» GIVEN TASK
Each entry needs to be restated exactly as written.

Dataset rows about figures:
______________________________

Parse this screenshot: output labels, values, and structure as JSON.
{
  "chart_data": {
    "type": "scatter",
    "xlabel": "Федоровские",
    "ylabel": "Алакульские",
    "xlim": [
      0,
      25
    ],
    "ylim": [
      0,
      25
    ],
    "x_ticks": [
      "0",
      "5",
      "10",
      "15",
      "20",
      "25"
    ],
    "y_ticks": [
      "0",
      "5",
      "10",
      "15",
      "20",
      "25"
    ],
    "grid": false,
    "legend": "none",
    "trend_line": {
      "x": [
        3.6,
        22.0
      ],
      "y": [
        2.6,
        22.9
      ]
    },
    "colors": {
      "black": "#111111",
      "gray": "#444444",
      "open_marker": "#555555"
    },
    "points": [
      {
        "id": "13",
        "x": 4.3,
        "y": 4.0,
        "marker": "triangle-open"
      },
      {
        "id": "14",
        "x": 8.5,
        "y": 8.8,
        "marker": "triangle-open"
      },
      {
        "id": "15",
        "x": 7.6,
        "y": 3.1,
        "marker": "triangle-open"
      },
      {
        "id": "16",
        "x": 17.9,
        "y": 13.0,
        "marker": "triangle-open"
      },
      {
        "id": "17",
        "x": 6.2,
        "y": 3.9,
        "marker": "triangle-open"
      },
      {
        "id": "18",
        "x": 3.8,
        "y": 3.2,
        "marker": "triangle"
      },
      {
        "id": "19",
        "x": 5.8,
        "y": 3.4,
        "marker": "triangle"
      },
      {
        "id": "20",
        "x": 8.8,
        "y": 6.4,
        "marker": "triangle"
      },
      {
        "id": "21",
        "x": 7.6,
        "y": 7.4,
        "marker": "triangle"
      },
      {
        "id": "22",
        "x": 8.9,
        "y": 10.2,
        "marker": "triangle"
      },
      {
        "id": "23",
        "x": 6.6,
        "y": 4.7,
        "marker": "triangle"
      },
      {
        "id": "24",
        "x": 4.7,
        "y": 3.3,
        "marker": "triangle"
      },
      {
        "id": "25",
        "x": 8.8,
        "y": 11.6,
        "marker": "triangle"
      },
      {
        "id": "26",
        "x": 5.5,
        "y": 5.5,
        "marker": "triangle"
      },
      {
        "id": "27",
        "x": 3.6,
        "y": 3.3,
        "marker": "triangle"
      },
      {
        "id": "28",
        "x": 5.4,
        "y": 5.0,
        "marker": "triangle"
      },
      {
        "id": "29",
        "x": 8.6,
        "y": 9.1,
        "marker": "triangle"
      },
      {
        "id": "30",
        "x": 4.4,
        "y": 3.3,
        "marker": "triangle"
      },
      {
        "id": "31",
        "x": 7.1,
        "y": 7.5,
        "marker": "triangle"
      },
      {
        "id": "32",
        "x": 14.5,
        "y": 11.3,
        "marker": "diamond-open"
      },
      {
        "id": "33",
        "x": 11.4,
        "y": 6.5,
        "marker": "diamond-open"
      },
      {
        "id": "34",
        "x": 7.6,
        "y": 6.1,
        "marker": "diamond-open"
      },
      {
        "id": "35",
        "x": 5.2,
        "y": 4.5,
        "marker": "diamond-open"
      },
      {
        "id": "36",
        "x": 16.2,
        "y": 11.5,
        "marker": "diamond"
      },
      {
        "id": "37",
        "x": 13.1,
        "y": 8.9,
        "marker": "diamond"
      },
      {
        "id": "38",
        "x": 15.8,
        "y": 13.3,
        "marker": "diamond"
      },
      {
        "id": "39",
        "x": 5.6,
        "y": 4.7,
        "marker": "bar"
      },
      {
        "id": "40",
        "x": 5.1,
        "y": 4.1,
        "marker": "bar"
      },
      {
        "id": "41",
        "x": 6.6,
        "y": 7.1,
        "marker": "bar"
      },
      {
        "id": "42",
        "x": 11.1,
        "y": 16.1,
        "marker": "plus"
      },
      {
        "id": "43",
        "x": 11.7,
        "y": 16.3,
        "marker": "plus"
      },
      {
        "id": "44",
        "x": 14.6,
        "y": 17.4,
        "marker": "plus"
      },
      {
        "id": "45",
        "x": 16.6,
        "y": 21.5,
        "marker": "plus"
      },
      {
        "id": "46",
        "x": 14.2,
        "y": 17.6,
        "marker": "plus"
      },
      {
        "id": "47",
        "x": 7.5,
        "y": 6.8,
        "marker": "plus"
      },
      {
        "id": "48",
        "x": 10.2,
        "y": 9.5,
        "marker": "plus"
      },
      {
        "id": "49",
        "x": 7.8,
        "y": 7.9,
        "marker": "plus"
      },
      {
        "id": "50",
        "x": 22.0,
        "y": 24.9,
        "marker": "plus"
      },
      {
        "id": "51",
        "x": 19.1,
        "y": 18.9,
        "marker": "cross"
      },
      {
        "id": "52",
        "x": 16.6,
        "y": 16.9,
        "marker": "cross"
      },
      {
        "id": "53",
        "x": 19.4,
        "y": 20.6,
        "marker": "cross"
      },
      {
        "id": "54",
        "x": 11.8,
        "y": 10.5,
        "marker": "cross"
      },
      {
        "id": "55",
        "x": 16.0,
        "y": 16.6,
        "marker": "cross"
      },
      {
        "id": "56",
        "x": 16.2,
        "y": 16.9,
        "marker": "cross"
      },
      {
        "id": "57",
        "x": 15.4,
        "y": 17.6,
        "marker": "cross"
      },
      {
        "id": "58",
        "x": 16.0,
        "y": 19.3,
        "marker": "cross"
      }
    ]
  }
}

______________________________

» TASK SOLUTION
Parse this screenshot: output labels, values, and structure as JSON.
{
  "chart_data": {
    "type": "scatter",
    "xlabel": "Федоровские",
    "ylabel": "Алакульские",
    "xlim": [
      0,
      25
    ],
    "ylim": [
      0,
      25
    ],
    "x_ticks": [
      "0",
      "5",
      "10",
      "15",
      "20",
      "25"
    ],
    "y_ticks": [
      "0",
      "5",
      "10",
      "15",
      "20",
      "25"
    ],
    "grid": false,
    "legend": "none",
    "trend_line": {
      "x": [
        3.6,
        22.0
      ],
      "y": [
        2.6,
        22.9
      ]
    },
    "colors": {
      "black": "#111111",
      "gray": "#444444",
      "open_marker": "#555555"
    },
    "points": [
      {
        "id": "13",
        "x": 4.3,
        "y": 4.0,
        "marker": "triangle-open"
      },
      {
        "id": "14",
        "x": 8.5,
        "y": 8.8,
        "marker": "triangle-open"
      },
      {
        "id": "15",
        "x": 7.6,
        "y": 3.1,
        "marker": "triangle-open"
      },
      {
        "id": "16",
        "x": 17.9,
        "y": 13.0,
        "marker": "triangle-open"
      },
      {
        "id": "17",
        "x": 6.2,
        "y": 3.9,
        "marker": "triangle-open"
      },
      {
        "id": "18",
        "x": 3.8,
        "y": 3.2,
        "marker": "triangle"
      },
      {
        "id": "19",
        "x": 5.8,
        "y": 3.4,
        "marker": "triangle"
      },
      {
        "id": "20",
        "x": 8.8,
        "y": 6.4,
        "marker": "triangle"
      },
      {
        "id": "21",
        "x": 7.6,
        "y": 7.4,
        "marker": "triangle"
      },
      {
        "id": "22",
        "x": 8.9,
        "y": 10.2,
        "marker": "triangle"
      },
      {
        "id": "23",
        "x": 6.6,
        "y": 4.7,
        "marker": "triangle"
      },
      {
        "id": "24",
        "x": 4.7,
        "y": 3.3,
        "marker": "triangle"
      },
      {
        "id": "25",
        "x": 8.8,
        "y": 11.6,
        "marker": "triangle"
      },
      {
        "id": "26",
        "x": 5.5,
        "y": 5.5,
        "marker": "triangle"
      },
      {
        "id": "27",
        "x": 3.6,
        "y": 3.3,
        "marker": "triangle"
      },
      {
        "id": "28",
        "x": 5.4,
        "y": 5.0,
        "marker": "triangle"
      },
      {
        "id": "29",
        "x": 8.6,
        "y": 9.1,
        "marker": "triangle"
      },
      {
        "id": "30",
        "x": 4.4,
        "y": 3.3,
        "marker": "triangle"
      },
      {
        "id": "31",
        "x": 7.1,
        "y": 7.5,
        "marker": "triangle"
      },
      {
        "id": "32",
        "x": 14.5,
        "y": 11.3,
        "marker": "diamond-open"
      },
      {
        "id": "33",
        "x": 11.4,
        "y": 6.5,
        "marker": "diamond-open"
      },
      {
        "id": "34",
        "x": 7.6,
        "y": 6.1,
        "marker": "diamond-open"
      },
      {
        "id": "35",
        "x": 5.2,
        "y": 4.5,
        "marker": "diamond-open"
      },
      {
        "id": "36",
        "x": 16.2,
        "y": 11.5,
        "marker": "diamond"
      },
      {
        "id": "37",
        "x": 13.1,
        "y": 8.9,
        "marker": "diamond"
      },
      {
        "id": "38",
        "x": 15.8,
        "y": 13.3,
        "marker": "diamond"
      },
      {
        "id": "39",
        "x": 5.6,
        "y": 4.7,
        "marker": "bar"
      },
      {
        "id": "40",
        "x": 5.1,
        "y": 4.1,
        "marker": "bar"
      },
      {
        "id": "41",
        "x": 6.6,
        "y": 7.1,
        "marker": "bar"
      },
      {
        "id": "42",
        "x": 11.1,
        "y": 16.1,
        "marker": "plus"
      },
      {
        "id": "43",
        "x": 11.7,
        "y": 16.3,
        "marker": "plus"
      },
      {
        "id": "44",
        "x": 14.6,
        "y": 17.4,
        "marker": "plus"
      },
      {
        "id": "45",
        "x": 16.6,
        "y": 21.5,
        "marker": "plus"
      },
      {
        "id": "46",
        "x": 14.2,
        "y": 17.6,
        "marker": "plus"
      },
      {
        "id": "47",
        "x": 7.5,
        "y": 6.8,
        "marker": "plus"
      },
      {
        "id": "48",
        "x": 10.2,
        "y": 9.5,
        "marker": "plus"
      },
      {
        "id": "49",
        "x": 7.8,
        "y": 7.9,
        "marker": "plus"
      },
      {
        "id": "50",
        "x": 22.0,
        "y": 24.9,
        "marker": "plus"
      },
      {
        "id": "51",
        "x": 19.1,
        "y": 18.9,
        "marker": "cross"
      },
      {
        "id": "52",
        "x": 16.6,
        "y": 16.9,
        "marker": "cross"
      },
      {
        "id": "53",
        "x": 19.4,
        "y": 20.6,
        "marker": "cross"
      },
      {
        "id": "54",
        "x": 11.8,
        "y": 10.5,
        "marker": "cross"
      },
      {
        "id": "55",
        "x": 16.0,
        "y": 16.6,
        "marker": "cross"
      },
      {
        "id": "56",
        "x": 16.2,
        "y": 16.9,
        "marker": "cross"
      },
      {
        "id": "57",
        "x": 15.4,
        "y": 17.6,
        "marker": "cross"
      },
      {
        "id": "58",
        "x": 16.0,
        "y": 19.3,
        "marker": "cross"
      }
    ]
  }
}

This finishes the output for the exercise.